======== Raw records

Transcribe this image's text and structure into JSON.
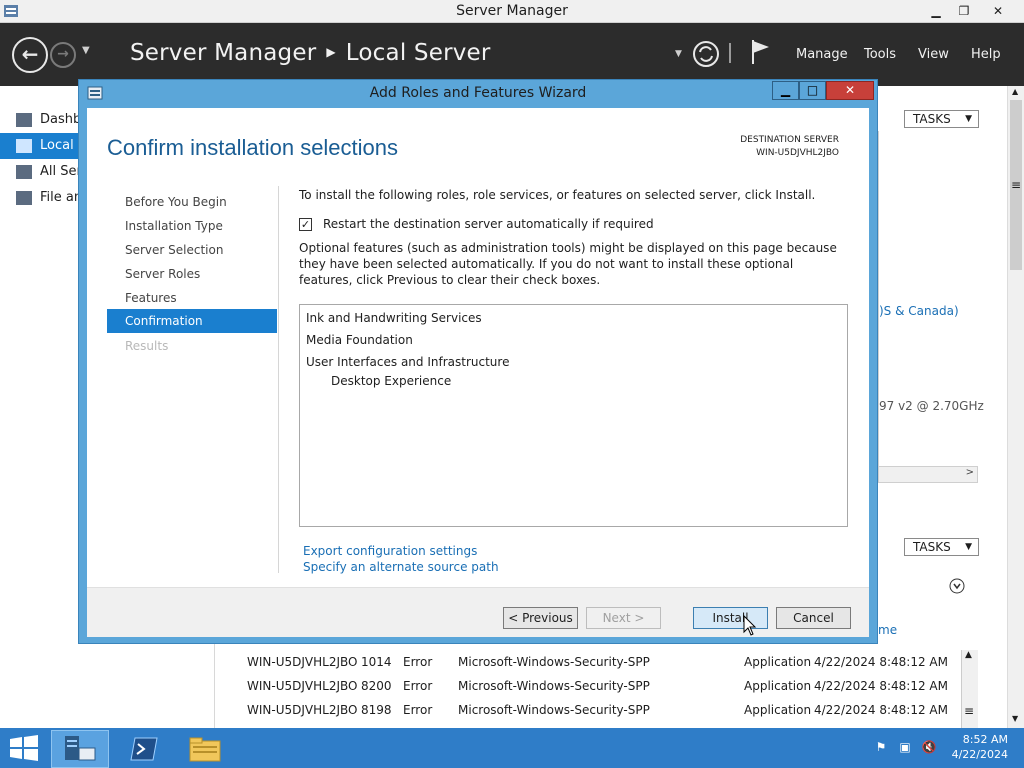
{
  "window": {
    "title": "Server Manager"
  },
  "header": {
    "breadcrumb_app": "Server Manager",
    "breadcrumb_page": "Local Server",
    "menu": [
      "Manage",
      "Tools",
      "View",
      "Help"
    ]
  },
  "sidebar": {
    "items": [
      {
        "label": "Dashb"
      },
      {
        "label": "Local S"
      },
      {
        "label": "All Ser"
      },
      {
        "label": "File an"
      }
    ]
  },
  "background": {
    "tasks_label": "TASKS",
    "timezone_fragment": ")S & Canada)",
    "cpu_fragment": "97 v2 @ 2.70GHz",
    "events_link_fragment": "me",
    "events": [
      {
        "server": "WIN-U5DJVHL2JBO",
        "id": "1014",
        "severity": "Error",
        "source": "Microsoft-Windows-Security-SPP",
        "log": "Application",
        "date": "4/22/2024 8:48:12 AM"
      },
      {
        "server": "WIN-U5DJVHL2JBO",
        "id": "8200",
        "severity": "Error",
        "source": "Microsoft-Windows-Security-SPP",
        "log": "Application",
        "date": "4/22/2024 8:48:12 AM"
      },
      {
        "server": "WIN-U5DJVHL2JBO",
        "id": "8198",
        "severity": "Error",
        "source": "Microsoft-Windows-Security-SPP",
        "log": "Application",
        "date": "4/22/2024 8:48:12 AM"
      }
    ]
  },
  "wizard": {
    "title": "Add Roles and Features Wizard",
    "heading": "Confirm installation selections",
    "dest_label": "DESTINATION SERVER",
    "dest_server": "WIN-U5DJVHL2JBO",
    "steps": [
      {
        "label": "Before You Begin",
        "state": "normal"
      },
      {
        "label": "Installation Type",
        "state": "normal"
      },
      {
        "label": "Server Selection",
        "state": "normal"
      },
      {
        "label": "Server Roles",
        "state": "normal"
      },
      {
        "label": "Features",
        "state": "normal"
      },
      {
        "label": "Confirmation",
        "state": "active"
      },
      {
        "label": "Results",
        "state": "disabled"
      }
    ],
    "instruction": "To install the following roles, role services, or features on selected server, click Install.",
    "restart_label": "Restart the destination server automatically if required",
    "restart_checked": true,
    "optional_text": "Optional features (such as administration tools) might be displayed on this page because they have been selected automatically. If you do not want to install these optional features, click Previous to clear their check boxes.",
    "selections": [
      {
        "label": "Ink and Handwriting Services",
        "indent": 0
      },
      {
        "label": "Media Foundation",
        "indent": 0
      },
      {
        "label": "User Interfaces and Infrastructure",
        "indent": 0
      },
      {
        "label": "Desktop Experience",
        "indent": 1
      }
    ],
    "export_link": "Export configuration settings",
    "alt_source_link": "Specify an alternate source path",
    "buttons": {
      "previous": "< Previous",
      "next": "Next >",
      "install": "Install",
      "cancel": "Cancel"
    }
  },
  "taskbar": {
    "time": "8:52 AM",
    "date": "4/22/2024"
  }
}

================

**Short problem**
Copy all the data exactly as written, but skip any picture.

**Solved exercise**
Transcribe this image's text and structure into JSON.
{
  "window": {
    "title": "Server Manager"
  },
  "header": {
    "breadcrumb_app": "Server Manager",
    "breadcrumb_page": "Local Server",
    "menu": [
      "Manage",
      "Tools",
      "View",
      "Help"
    ]
  },
  "sidebar": {
    "items": [
      {
        "label": "Dashb"
      },
      {
        "label": "Local S"
      },
      {
        "label": "All Ser"
      },
      {
        "label": "File an"
      }
    ]
  },
  "background": {
    "tasks_label": "TASKS",
    "timezone_fragment": ")S & Canada)",
    "cpu_fragment": "97 v2 @ 2.70GHz",
    "events_link_fragment": "me",
    "events": [
      {
        "server": "WIN-U5DJVHL2JBO",
        "id": "1014",
        "severity": "Error",
        "source": "Microsoft-Windows-Security-SPP",
        "log": "Application",
        "date": "4/22/2024 8:48:12 AM"
      },
      {
        "server": "WIN-U5DJVHL2JBO",
        "id": "8200",
        "severity": "Error",
        "source": "Microsoft-Windows-Security-SPP",
        "log": "Application",
        "date": "4/22/2024 8:48:12 AM"
      },
      {
        "server": "WIN-U5DJVHL2JBO",
        "id": "8198",
        "severity": "Error",
        "source": "Microsoft-Windows-Security-SPP",
        "log": "Application",
        "date": "4/22/2024 8:48:12 AM"
      }
    ]
  },
  "wizard": {
    "title": "Add Roles and Features Wizard",
    "heading": "Confirm installation selections",
    "dest_label": "DESTINATION SERVER",
    "dest_server": "WIN-U5DJVHL2JBO",
    "steps": [
      {
        "label": "Before You Begin",
        "state": "normal"
      },
      {
        "label": "Installation Type",
        "state": "normal"
      },
      {
        "label": "Server Selection",
        "state": "normal"
      },
      {
        "label": "Server Roles",
        "state": "normal"
      },
      {
        "label": "Features",
        "state": "normal"
      },
      {
        "label": "Confirmation",
        "state": "active"
      },
      {
        "label": "Results",
        "state": "disabled"
      }
    ],
    "instruction": "To install the following roles, role services, or features on selected server, click Install.",
    "restart_label": "Restart the destination server automatically if required",
    "restart_checked": true,
    "optional_text": "Optional features (such as administration tools) might be displayed on this page because they have been selected automatically. If you do not want to install these optional features, click Previous to clear their check boxes.",
    "selections": [
      {
        "label": "Ink and Handwriting Services",
        "indent": 0
      },
      {
        "label": "Media Foundation",
        "indent": 0
      },
      {
        "label": "User Interfaces and Infrastructure",
        "indent": 0
      },
      {
        "label": "Desktop Experience",
        "indent": 1
      }
    ],
    "export_link": "Export configuration settings",
    "alt_source_link": "Specify an alternate source path",
    "buttons": {
      "previous": "< Previous",
      "next": "Next >",
      "install": "Install",
      "cancel": "Cancel"
    }
  },
  "taskbar": {
    "time": "8:52 AM",
    "date": "4/22/2024"
  }
}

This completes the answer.